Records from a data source
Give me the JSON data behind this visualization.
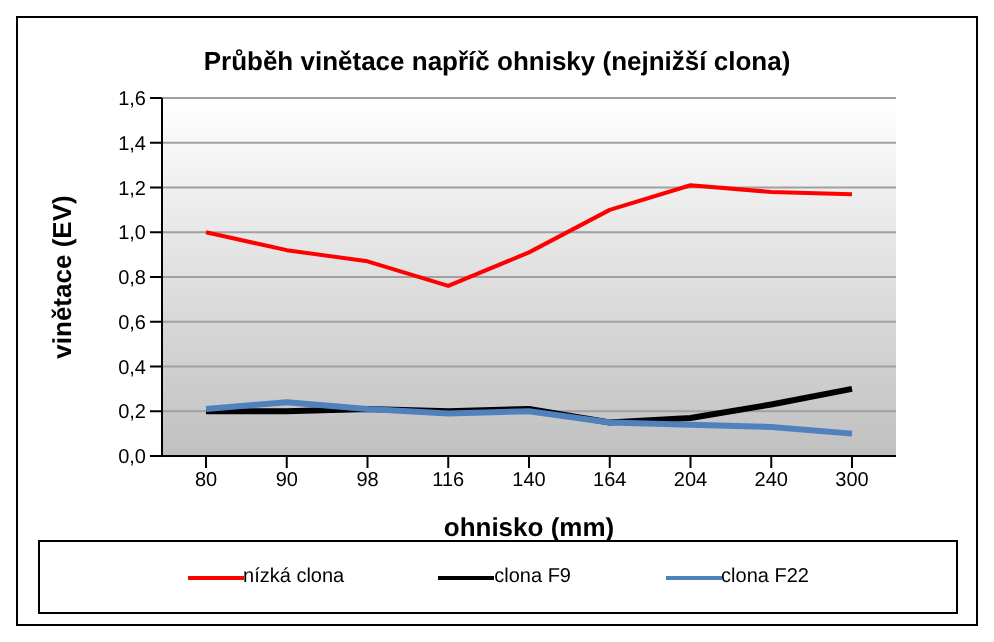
{
  "chart_data": {
    "type": "line",
    "title": "Průběh vinětace napříč ohnisky (nejnižší clona)",
    "xlabel": "ohnisko (mm)",
    "ylabel": "vinětace (EV)",
    "categories": [
      "80",
      "90",
      "98",
      "116",
      "140",
      "164",
      "204",
      "240",
      "300"
    ],
    "series": [
      {
        "name": "nízká clona",
        "color": "#ff0000",
        "values": [
          1.0,
          0.92,
          0.87,
          0.76,
          0.91,
          1.1,
          1.21,
          1.18,
          1.17
        ]
      },
      {
        "name": "clona F9",
        "color": "#000000",
        "values": [
          0.2,
          0.2,
          0.21,
          0.2,
          0.21,
          0.15,
          0.17,
          0.23,
          0.3
        ]
      },
      {
        "name": "clona F22",
        "color": "#4f81bd",
        "values": [
          0.21,
          0.24,
          0.21,
          0.19,
          0.2,
          0.15,
          0.14,
          0.13,
          0.1
        ]
      }
    ],
    "ylim": [
      0,
      1.6
    ],
    "yticks": [
      {
        "value": 0,
        "label": "0,0"
      },
      {
        "value": 0.2,
        "label": "0,2"
      },
      {
        "value": 0.4,
        "label": "0,4"
      },
      {
        "value": 0.6,
        "label": "0,6"
      },
      {
        "value": 0.8,
        "label": "0,8"
      },
      {
        "value": 1.0,
        "label": "1,0"
      },
      {
        "value": 1.2,
        "label": "1,2"
      },
      {
        "value": 1.4,
        "label": "1,4"
      },
      {
        "value": 1.6,
        "label": "1,6"
      }
    ],
    "grid": "y",
    "legend": "bottom",
    "marker": "none",
    "line_style": "solid"
  }
}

• _WHAT TO WORK ON_:
All preceding records should be duplicated verbatim, images excepted.

• _SOLUTION FOR THIS TASK_:
Give me the JSON data behind this visualization.
{
  "chart_data": {
    "type": "line",
    "title": "Průběh vinětace napříč ohnisky (nejnižší clona)",
    "xlabel": "ohnisko (mm)",
    "ylabel": "vinětace (EV)",
    "categories": [
      "80",
      "90",
      "98",
      "116",
      "140",
      "164",
      "204",
      "240",
      "300"
    ],
    "series": [
      {
        "name": "nízká clona",
        "color": "#ff0000",
        "values": [
          1.0,
          0.92,
          0.87,
          0.76,
          0.91,
          1.1,
          1.21,
          1.18,
          1.17
        ]
      },
      {
        "name": "clona F9",
        "color": "#000000",
        "values": [
          0.2,
          0.2,
          0.21,
          0.2,
          0.21,
          0.15,
          0.17,
          0.23,
          0.3
        ]
      },
      {
        "name": "clona F22",
        "color": "#4f81bd",
        "values": [
          0.21,
          0.24,
          0.21,
          0.19,
          0.2,
          0.15,
          0.14,
          0.13,
          0.1
        ]
      }
    ],
    "ylim": [
      0,
      1.6
    ],
    "yticks": [
      {
        "value": 0,
        "label": "0,0"
      },
      {
        "value": 0.2,
        "label": "0,2"
      },
      {
        "value": 0.4,
        "label": "0,4"
      },
      {
        "value": 0.6,
        "label": "0,6"
      },
      {
        "value": 0.8,
        "label": "0,8"
      },
      {
        "value": 1.0,
        "label": "1,0"
      },
      {
        "value": 1.2,
        "label": "1,2"
      },
      {
        "value": 1.4,
        "label": "1,4"
      },
      {
        "value": 1.6,
        "label": "1,6"
      }
    ],
    "grid": "y",
    "legend": "bottom",
    "marker": "none",
    "line_style": "solid"
  }
}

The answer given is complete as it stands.